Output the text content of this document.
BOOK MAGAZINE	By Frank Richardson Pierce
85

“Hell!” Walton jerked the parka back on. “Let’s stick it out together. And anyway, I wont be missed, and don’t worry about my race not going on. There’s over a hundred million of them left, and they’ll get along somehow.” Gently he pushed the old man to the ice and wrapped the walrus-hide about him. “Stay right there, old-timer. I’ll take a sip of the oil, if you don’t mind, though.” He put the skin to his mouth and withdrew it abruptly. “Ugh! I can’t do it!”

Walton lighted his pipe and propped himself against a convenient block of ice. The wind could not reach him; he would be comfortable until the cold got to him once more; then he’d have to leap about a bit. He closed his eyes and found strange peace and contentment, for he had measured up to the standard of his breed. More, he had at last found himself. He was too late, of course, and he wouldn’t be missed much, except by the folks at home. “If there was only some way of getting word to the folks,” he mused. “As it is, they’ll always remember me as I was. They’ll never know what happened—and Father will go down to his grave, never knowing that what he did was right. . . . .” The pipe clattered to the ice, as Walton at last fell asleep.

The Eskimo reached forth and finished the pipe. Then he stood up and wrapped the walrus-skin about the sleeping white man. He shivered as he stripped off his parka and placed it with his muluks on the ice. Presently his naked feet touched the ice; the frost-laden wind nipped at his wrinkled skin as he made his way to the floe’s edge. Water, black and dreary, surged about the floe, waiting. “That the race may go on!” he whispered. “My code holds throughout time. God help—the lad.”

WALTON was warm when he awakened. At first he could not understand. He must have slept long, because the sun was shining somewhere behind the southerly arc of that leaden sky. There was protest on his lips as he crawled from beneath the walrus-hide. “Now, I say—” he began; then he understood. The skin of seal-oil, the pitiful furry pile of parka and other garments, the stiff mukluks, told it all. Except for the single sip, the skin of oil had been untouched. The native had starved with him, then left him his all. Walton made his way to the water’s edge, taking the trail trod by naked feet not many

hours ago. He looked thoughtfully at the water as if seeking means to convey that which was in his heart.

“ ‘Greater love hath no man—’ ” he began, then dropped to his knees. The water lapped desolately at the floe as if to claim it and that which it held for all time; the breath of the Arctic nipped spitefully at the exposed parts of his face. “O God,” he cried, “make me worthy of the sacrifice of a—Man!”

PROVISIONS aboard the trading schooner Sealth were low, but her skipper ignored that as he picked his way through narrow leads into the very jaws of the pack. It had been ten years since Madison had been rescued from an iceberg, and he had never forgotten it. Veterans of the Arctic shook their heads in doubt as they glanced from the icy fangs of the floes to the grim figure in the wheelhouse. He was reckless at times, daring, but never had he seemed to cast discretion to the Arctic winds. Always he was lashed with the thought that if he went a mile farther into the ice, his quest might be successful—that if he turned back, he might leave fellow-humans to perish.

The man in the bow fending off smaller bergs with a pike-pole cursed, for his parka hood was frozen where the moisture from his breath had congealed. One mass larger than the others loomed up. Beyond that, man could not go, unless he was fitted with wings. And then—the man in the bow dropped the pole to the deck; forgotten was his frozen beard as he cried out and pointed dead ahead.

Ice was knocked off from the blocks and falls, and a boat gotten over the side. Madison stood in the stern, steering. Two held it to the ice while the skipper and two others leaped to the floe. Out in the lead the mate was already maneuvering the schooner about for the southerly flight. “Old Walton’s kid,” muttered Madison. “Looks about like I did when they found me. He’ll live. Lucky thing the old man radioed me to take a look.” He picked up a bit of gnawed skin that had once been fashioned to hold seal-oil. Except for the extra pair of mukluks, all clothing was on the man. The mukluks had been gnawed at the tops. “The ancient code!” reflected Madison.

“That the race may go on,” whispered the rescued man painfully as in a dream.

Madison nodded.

### [DIRECTIONS]
Transcribe each entry precisely, missing none.

### [RESULT OF THIS TASK]
Output the text content of this document.
BOOK MAGAZINE	By Frank Richardson Pierce
85

“Hell!” Walton jerked the parka back on. “Let’s stick it out together. And anyway, I wont be missed, and don’t worry about my race not going on. There’s over a hundred million of them left, and they’ll get along somehow.” Gently he pushed the old man to the ice and wrapped the walrus-hide about him. “Stay right there, old-timer. I’ll take a sip of the oil, if you don’t mind, though.” He put the skin to his mouth and withdrew it abruptly. “Ugh! I can’t do it!”

Walton lighted his pipe and propped himself against a convenient block of ice. The wind could not reach him; he would be comfortable until the cold got to him once more; then he’d have to leap about a bit. He closed his eyes and found strange peace and contentment, for he had measured up to the standard of his breed. More, he had at last found himself. He was too late, of course, and he wouldn’t be missed much, except by the folks at home. “If there was only some way of getting word to the folks,” he mused. “As it is, they’ll always remember me as I was. They’ll never know what happened—and Father will go down to his grave, never knowing that what he did was right. . . . .” The pipe clattered to the ice, as Walton at last fell asleep.

The Eskimo reached forth and finished the pipe. Then he stood up and wrapped the walrus-skin about the sleeping white man. He shivered as he stripped off his parka and placed it with his muluks on the ice. Presently his naked feet touched the ice; the frost-laden wind nipped at his wrinkled skin as he made his way to the floe’s edge. Water, black and dreary, surged about the floe, waiting. “That the race may go on!” he whispered. “My code holds throughout time. God help—the lad.”

WALTON was warm when he awakened. At first he could not understand. He must have slept long, because the sun was shining somewhere behind the southerly arc of that leaden sky. There was protest on his lips as he crawled from beneath the walrus-hide. “Now, I say—” he began; then he understood. The skin of seal-oil, the pitiful furry pile of parka and other garments, the stiff mukluks, told it all. Except for the single sip, the skin of oil had been untouched. The native had starved with him, then left him his all. Walton made his way to the water’s edge, taking the trail trod by naked feet not many

hours ago. He looked thoughtfully at the water as if seeking means to convey that which was in his heart.

“ ‘Greater love hath no man—’ ” he began, then dropped to his knees. The water lapped desolately at the floe as if to claim it and that which it held for all time; the breath of the Arctic nipped spitefully at the exposed parts of his face. “O God,” he cried, “make me worthy of the sacrifice of a—Man!”

PROVISIONS aboard the trading schooner Sealth were low, but her skipper ignored that as he picked his way through narrow leads into the very jaws of the pack. It had been ten years since Madison had been rescued from an iceberg, and he had never forgotten it. Veterans of the Arctic shook their heads in doubt as they glanced from the icy fangs of the floes to the grim figure in the wheelhouse. He was reckless at times, daring, but never had he seemed to cast discretion to the Arctic winds. Always he was lashed with the thought that if he went a mile farther into the ice, his quest might be successful—that if he turned back, he might leave fellow-humans to perish.

The man in the bow fending off smaller bergs with a pike-pole cursed, for his parka hood was frozen where the moisture from his breath had congealed. One mass larger than the others loomed up. Beyond that, man could not go, unless he was fitted with wings. And then—the man in the bow dropped the pole to the deck; forgotten was his frozen beard as he cried out and pointed dead ahead.

Ice was knocked off from the blocks and falls, and a boat gotten over the side. Madison stood in the stern, steering. Two held it to the ice while the skipper and two others leaped to the floe. Out in the lead the mate was already maneuvering the schooner about for the southerly flight. “Old Walton’s kid,” muttered Madison. “Looks about like I did when they found me. He’ll live. Lucky thing the old man radioed me to take a look.” He picked up a bit of gnawed skin that had once been fashioned to hold seal-oil. Except for the extra pair of mukluks, all clothing was on the man. The mukluks had been gnawed at the tops. “The ancient code!” reflected Madison.

“That the race may go on,” whispered the rescued man painfully as in a dream.

Madison nodded.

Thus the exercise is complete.